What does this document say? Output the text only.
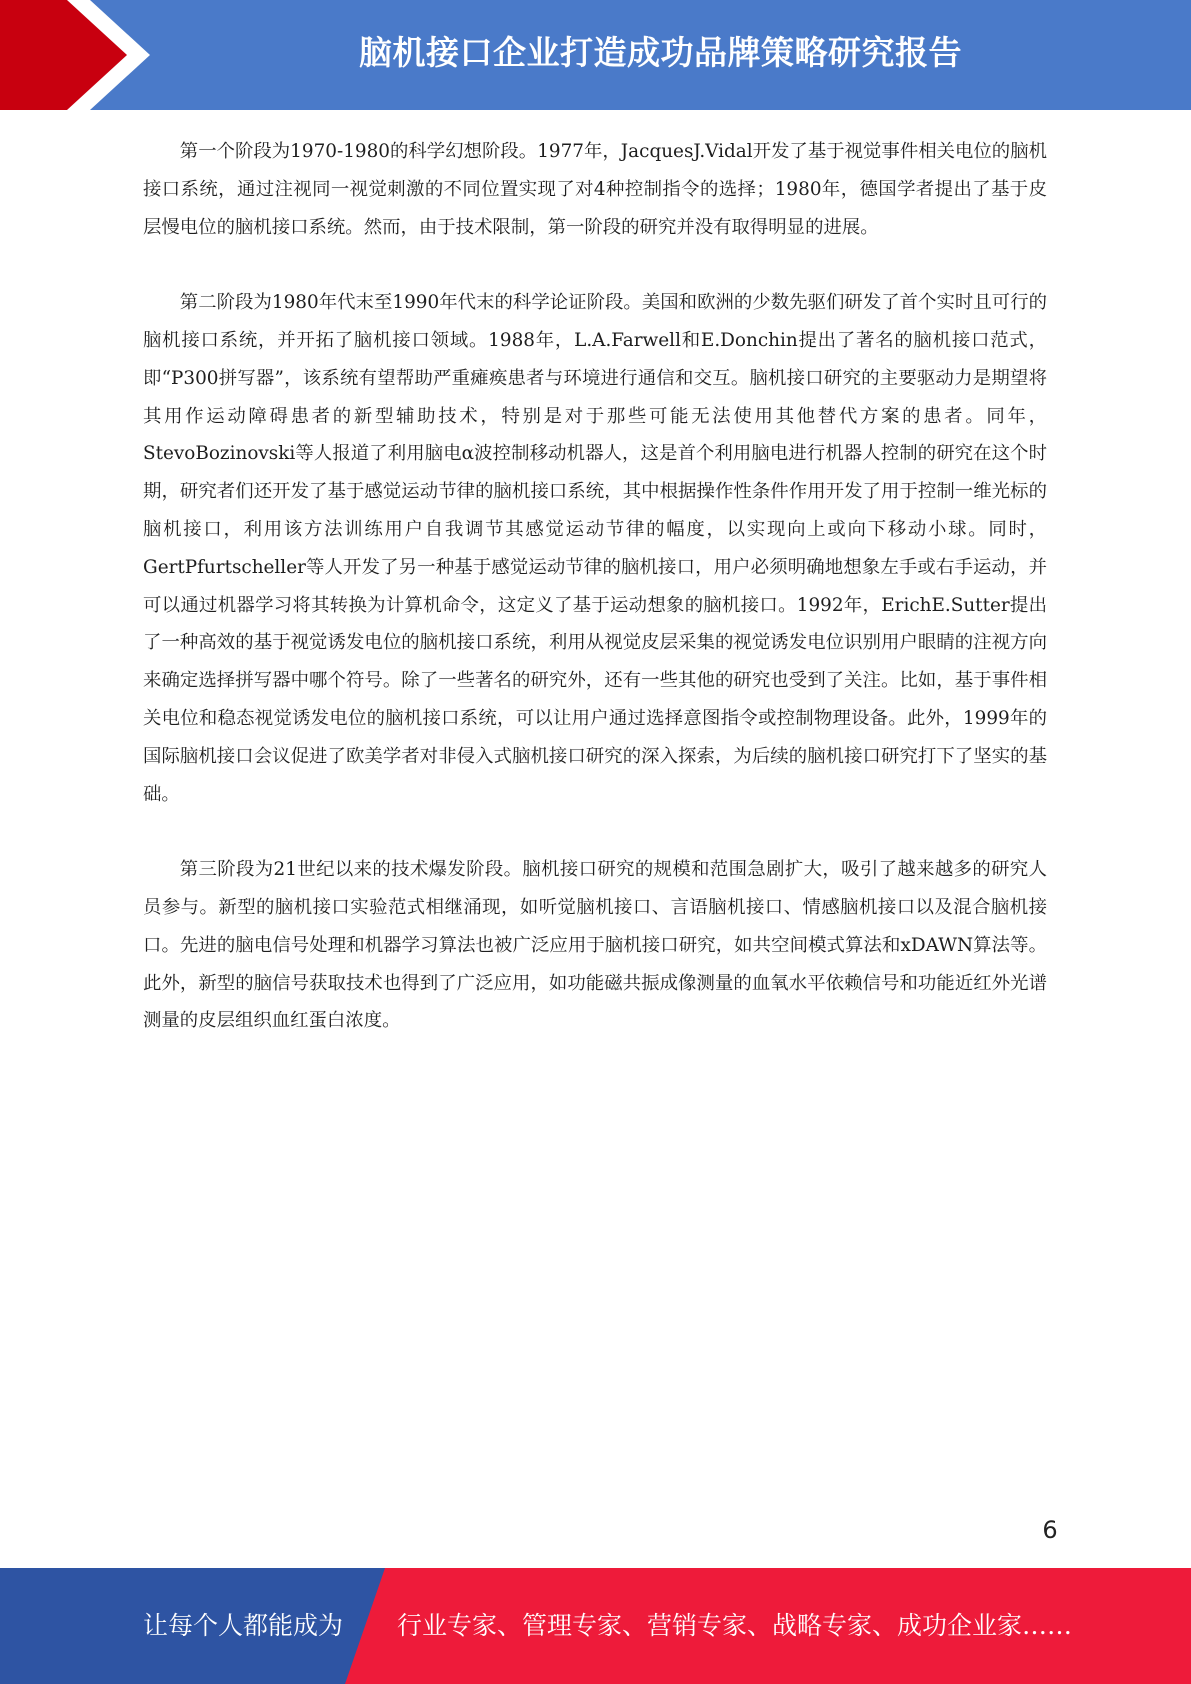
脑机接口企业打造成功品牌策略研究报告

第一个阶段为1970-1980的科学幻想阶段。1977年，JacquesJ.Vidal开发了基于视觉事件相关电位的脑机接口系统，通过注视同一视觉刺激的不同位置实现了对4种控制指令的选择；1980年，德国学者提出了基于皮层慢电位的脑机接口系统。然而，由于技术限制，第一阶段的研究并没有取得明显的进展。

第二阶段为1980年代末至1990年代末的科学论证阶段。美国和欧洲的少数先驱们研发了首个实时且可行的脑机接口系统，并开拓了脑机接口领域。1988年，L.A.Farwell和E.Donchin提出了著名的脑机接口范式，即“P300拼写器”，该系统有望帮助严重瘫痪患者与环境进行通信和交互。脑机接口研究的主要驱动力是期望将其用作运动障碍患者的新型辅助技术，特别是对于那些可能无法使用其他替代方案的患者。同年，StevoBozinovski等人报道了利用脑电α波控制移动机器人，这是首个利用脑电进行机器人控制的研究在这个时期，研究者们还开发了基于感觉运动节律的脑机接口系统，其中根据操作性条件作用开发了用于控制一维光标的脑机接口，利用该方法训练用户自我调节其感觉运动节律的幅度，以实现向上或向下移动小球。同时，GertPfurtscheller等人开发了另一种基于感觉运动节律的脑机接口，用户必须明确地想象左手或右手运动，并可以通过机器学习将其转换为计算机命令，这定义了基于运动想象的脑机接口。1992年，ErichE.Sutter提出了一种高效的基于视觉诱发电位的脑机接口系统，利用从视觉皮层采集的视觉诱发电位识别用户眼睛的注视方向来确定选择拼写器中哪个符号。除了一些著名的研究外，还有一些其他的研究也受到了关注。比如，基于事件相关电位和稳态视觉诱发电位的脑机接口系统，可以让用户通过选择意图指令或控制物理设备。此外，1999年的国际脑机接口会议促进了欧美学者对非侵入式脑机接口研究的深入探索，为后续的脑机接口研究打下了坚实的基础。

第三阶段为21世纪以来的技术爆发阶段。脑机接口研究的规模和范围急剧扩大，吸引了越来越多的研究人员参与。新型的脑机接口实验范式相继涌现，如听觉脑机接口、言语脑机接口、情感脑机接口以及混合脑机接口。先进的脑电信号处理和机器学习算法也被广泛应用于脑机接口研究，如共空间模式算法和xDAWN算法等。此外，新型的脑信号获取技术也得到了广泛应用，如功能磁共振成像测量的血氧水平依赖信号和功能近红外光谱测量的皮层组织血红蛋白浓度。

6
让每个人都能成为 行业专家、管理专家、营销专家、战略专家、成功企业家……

▸ **Requirements**:
Make an exact copy of the listing above. Do not include the pictures.

▸ **Worked answer**:
What does this document say? Output the text only.
脑机接口企业打造成功品牌策略研究报告

第一个阶段为1970-1980的科学幻想阶段。1977年，JacquesJ.Vidal开发了基于视觉事件相关电位的脑机接口系统，通过注视同一视觉刺激的不同位置实现了对4种控制指令的选择；1980年，德国学者提出了基于皮层慢电位的脑机接口系统。然而，由于技术限制，第一阶段的研究并没有取得明显的进展。

第二阶段为1980年代末至1990年代末的科学论证阶段。美国和欧洲的少数先驱们研发了首个实时且可行的脑机接口系统，并开拓了脑机接口领域。1988年，L.A.Farwell和E.Donchin提出了著名的脑机接口范式，即“P300拼写器”，该系统有望帮助严重瘫痪患者与环境进行通信和交互。脑机接口研究的主要驱动力是期望将其用作运动障碍患者的新型辅助技术，特别是对于那些可能无法使用其他替代方案的患者。同年，StevoBozinovski等人报道了利用脑电α波控制移动机器人，这是首个利用脑电进行机器人控制的研究在这个时期，研究者们还开发了基于感觉运动节律的脑机接口系统，其中根据操作性条件作用开发了用于控制一维光标的脑机接口，利用该方法训练用户自我调节其感觉运动节律的幅度，以实现向上或向下移动小球。同时，GertPfurtscheller等人开发了另一种基于感觉运动节律的脑机接口，用户必须明确地想象左手或右手运动，并可以通过机器学习将其转换为计算机命令，这定义了基于运动想象的脑机接口。1992年，ErichE.Sutter提出了一种高效的基于视觉诱发电位的脑机接口系统，利用从视觉皮层采集的视觉诱发电位识别用户眼睛的注视方向来确定选择拼写器中哪个符号。除了一些著名的研究外，还有一些其他的研究也受到了关注。比如，基于事件相关电位和稳态视觉诱发电位的脑机接口系统，可以让用户通过选择意图指令或控制物理设备。此外，1999年的国际脑机接口会议促进了欧美学者对非侵入式脑机接口研究的深入探索，为后续的脑机接口研究打下了坚实的基础。

第三阶段为21世纪以来的技术爆发阶段。脑机接口研究的规模和范围急剧扩大，吸引了越来越多的研究人员参与。新型的脑机接口实验范式相继涌现，如听觉脑机接口、言语脑机接口、情感脑机接口以及混合脑机接口。先进的脑电信号处理和机器学习算法也被广泛应用于脑机接口研究，如共空间模式算法和xDAWN算法等。此外，新型的脑信号获取技术也得到了广泛应用，如功能磁共振成像测量的血氧水平依赖信号和功能近红外光谱测量的皮层组织血红蛋白浓度。

6
让每个人都能成为 行业专家、管理专家、营销专家、战略专家、成功企业家……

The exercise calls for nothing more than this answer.